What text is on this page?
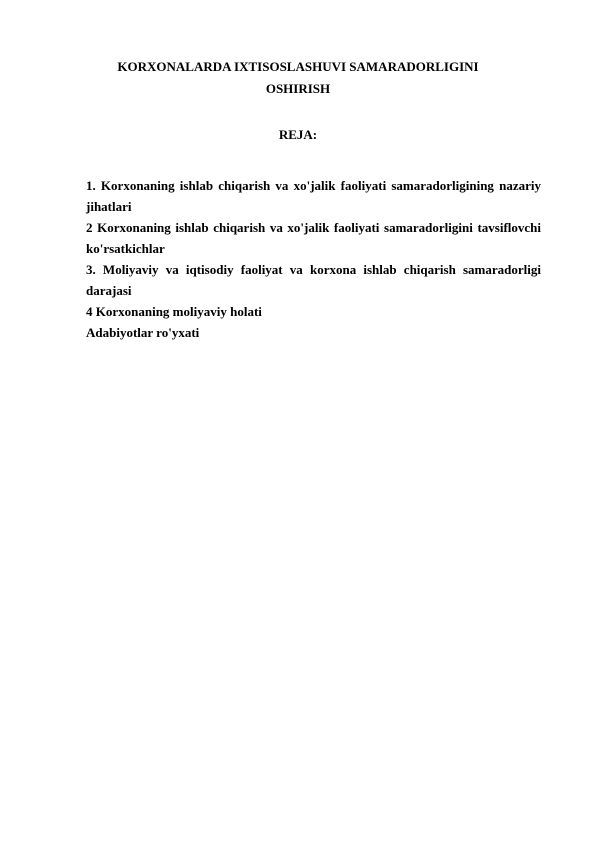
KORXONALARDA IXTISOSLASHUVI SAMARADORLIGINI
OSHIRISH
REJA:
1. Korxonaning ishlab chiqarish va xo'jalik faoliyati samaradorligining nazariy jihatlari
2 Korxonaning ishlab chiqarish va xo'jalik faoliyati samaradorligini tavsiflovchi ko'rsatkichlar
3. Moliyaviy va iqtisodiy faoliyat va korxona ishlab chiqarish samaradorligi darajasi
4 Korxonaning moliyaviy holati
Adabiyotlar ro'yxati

========================

Goal of the exercise. Which lines contain the word "chiqarish"? Return each of them.

Task output.
1. Korxonaning ishlab chiqarish va xo'jalik faoliyati samaradorligining nazariy jihatlari
2 Korxonaning ishlab chiqarish va xo'jalik faoliyati samaradorligini tavsiflovchi ko'rsatkichlar
3. Moliyaviy va iqtisodiy faoliyat va korxona ishlab chiqarish samaradorligi darajasi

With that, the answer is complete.